◆ Brief
Among the entries, which lines carry the string "JSON"? Copy each of them.
====== Working data ======
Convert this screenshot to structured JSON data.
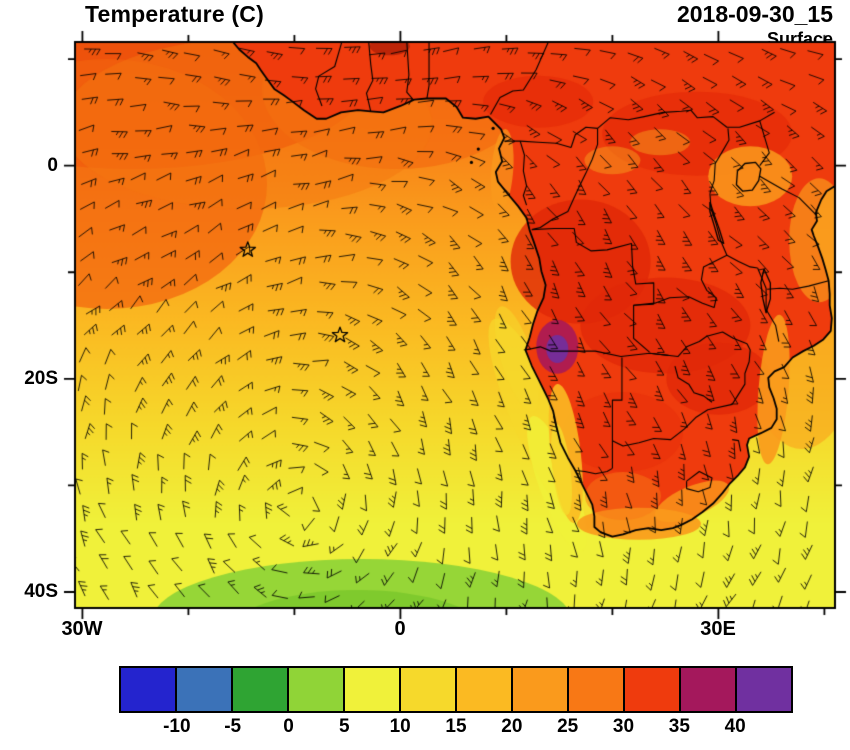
{
  "header": {
    "title": "Temperature (C)",
    "datetime": "2018-09-30_15",
    "level": "Surface"
  },
  "map": {
    "extent": {
      "lon_min": -30.7,
      "lon_max": 41.0,
      "lat_min": -41.5,
      "lat_max": 11.6
    },
    "y_axis": {
      "ticks": [
        {
          "label": "0",
          "lat": 0
        },
        {
          "label": "20S",
          "lat": -20
        },
        {
          "label": "40S",
          "lat": -40
        }
      ]
    },
    "x_axis": {
      "ticks": [
        {
          "label": "30W",
          "lon": -30
        },
        {
          "label": "0",
          "lon": 0
        },
        {
          "label": "30E",
          "lon": 30
        }
      ]
    },
    "markers": [
      {
        "type": "star",
        "lon": -14.4,
        "lat": -7.9
      },
      {
        "type": "star",
        "lon": -5.7,
        "lat": -15.9
      }
    ]
  },
  "colorbar": {
    "labels": [
      "-10",
      "-5",
      "0",
      "5",
      "10",
      "15",
      "20",
      "25",
      "30",
      "35",
      "40"
    ],
    "colors": [
      "#2424CE",
      "#3B72B8",
      "#2FA433",
      "#90D437",
      "#F0F13A",
      "#F6D92B",
      "#FBBA22",
      "#FA9A1C",
      "#F87815",
      "#EF3B0D",
      "#A4185C",
      "#7030A0"
    ]
  }
}
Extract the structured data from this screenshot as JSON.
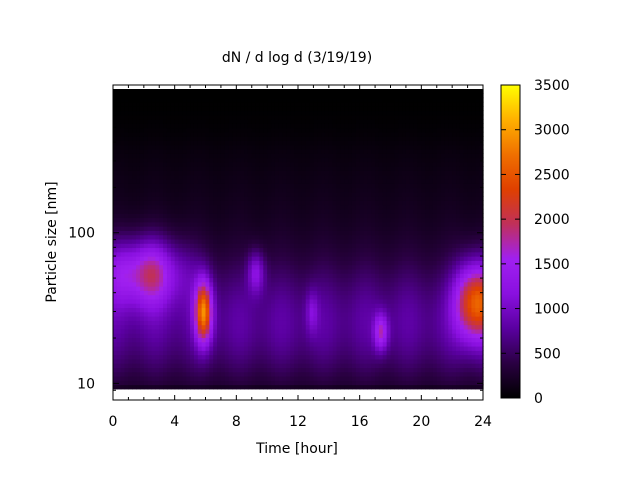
{
  "chart_data": {
    "type": "heatmap",
    "title": "dN / d log d (3/19/19)",
    "xlabel": "Time [hour]",
    "ylabel": "Particle size [nm]",
    "xlim": [
      0,
      24
    ],
    "x_ticks": [
      0,
      4,
      8,
      12,
      16,
      20,
      24
    ],
    "y_scale": "log",
    "ylim": [
      8.5,
      900
    ],
    "y_ticks": [
      10,
      100
    ],
    "colorbar": {
      "range": [
        0,
        3500
      ],
      "ticks": [
        0,
        500,
        1000,
        1500,
        2000,
        2500,
        3000,
        3500
      ],
      "palette": [
        "#000000",
        "#2a0042",
        "#5a00a0",
        "#8a10e0",
        "#a020f0",
        "#c0305a",
        "#e04000",
        "#f07000",
        "#ffb000",
        "#ffff00"
      ]
    },
    "background_level": 800,
    "blobs": [
      {
        "t": 2.0,
        "size_nm": 55,
        "peak": 1500,
        "t_width": 2.6,
        "log_width": 0.22
      },
      {
        "t": 5.9,
        "size_nm": 30,
        "peak": 2200,
        "t_width": 0.55,
        "log_width": 0.2
      },
      {
        "t": 9.3,
        "size_nm": 55,
        "peak": 900,
        "t_width": 0.55,
        "log_width": 0.14
      },
      {
        "t": 12.9,
        "size_nm": 30,
        "peak": 500,
        "t_width": 0.4,
        "log_width": 0.14
      },
      {
        "t": 17.4,
        "size_nm": 22,
        "peak": 1200,
        "t_width": 0.45,
        "log_width": 0.12
      },
      {
        "t": 23.5,
        "size_nm": 35,
        "peak": 2300,
        "t_width": 1.2,
        "log_width": 0.25
      }
    ],
    "grid": false,
    "legend": "none"
  }
}
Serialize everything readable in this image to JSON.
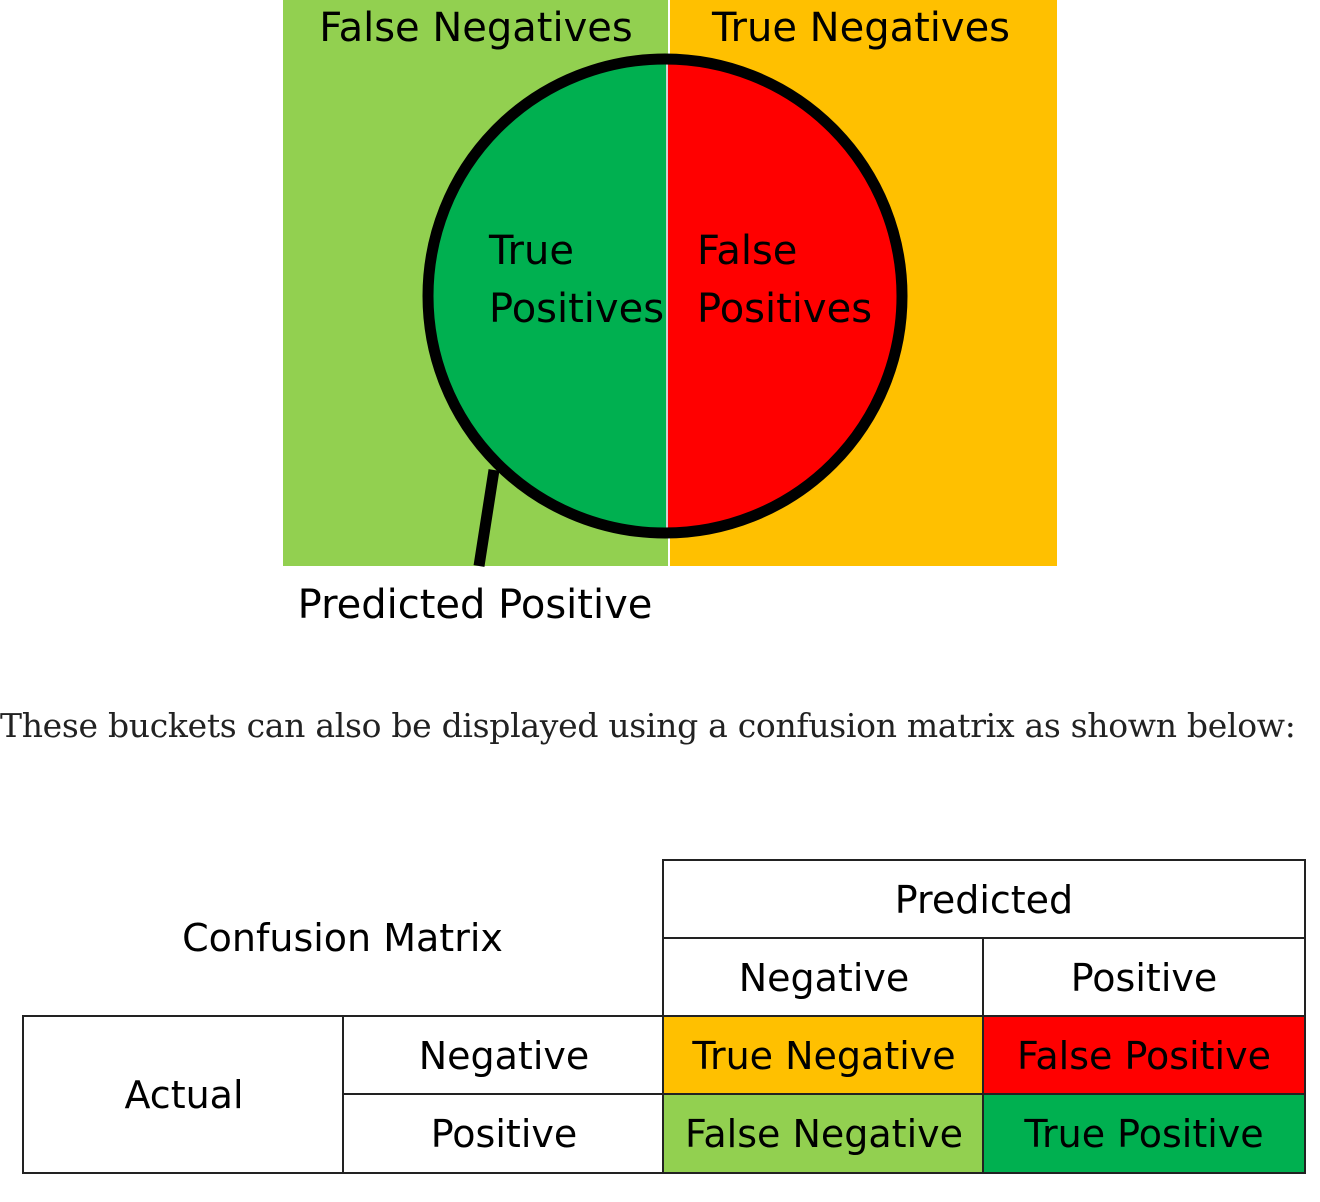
{
  "venn": {
    "labels": {
      "false_negatives": "False Negatives",
      "true_negatives": "True Negatives",
      "true_positives_line1": "True",
      "true_positives_line2": "Positives",
      "false_positives_line1": "False",
      "false_positives_line2": "Positives",
      "predicted_positive": "Predicted Positive"
    },
    "colors": {
      "false_negatives": "#92D050",
      "true_negatives": "#FFC000",
      "true_positives": "#00B050",
      "false_positives": "#FF0000",
      "outline": "#000000"
    }
  },
  "caption": "These buckets can also be displayed using a confusion matrix as shown below:",
  "matrix": {
    "title": "Confusion Matrix",
    "predicted_header": "Predicted",
    "predicted_negative": "Negative",
    "predicted_positive": "Positive",
    "actual_header": "Actual",
    "actual_negative": "Negative",
    "actual_positive": "Positive",
    "cells": {
      "true_negative": "True Negative",
      "false_positive": "False Positive",
      "false_negative": "False Negative",
      "true_positive": "True Positive"
    },
    "colors": {
      "true_negative": "#FFC000",
      "false_positive": "#FF0000",
      "false_negative": "#92D050",
      "true_positive": "#00B050"
    }
  }
}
======
◆ Response to the task
Convert this screenshot to structured JSON data.
Extract the structured data from this screenshot as JSON.
Serialize everything readable in this image to JSON.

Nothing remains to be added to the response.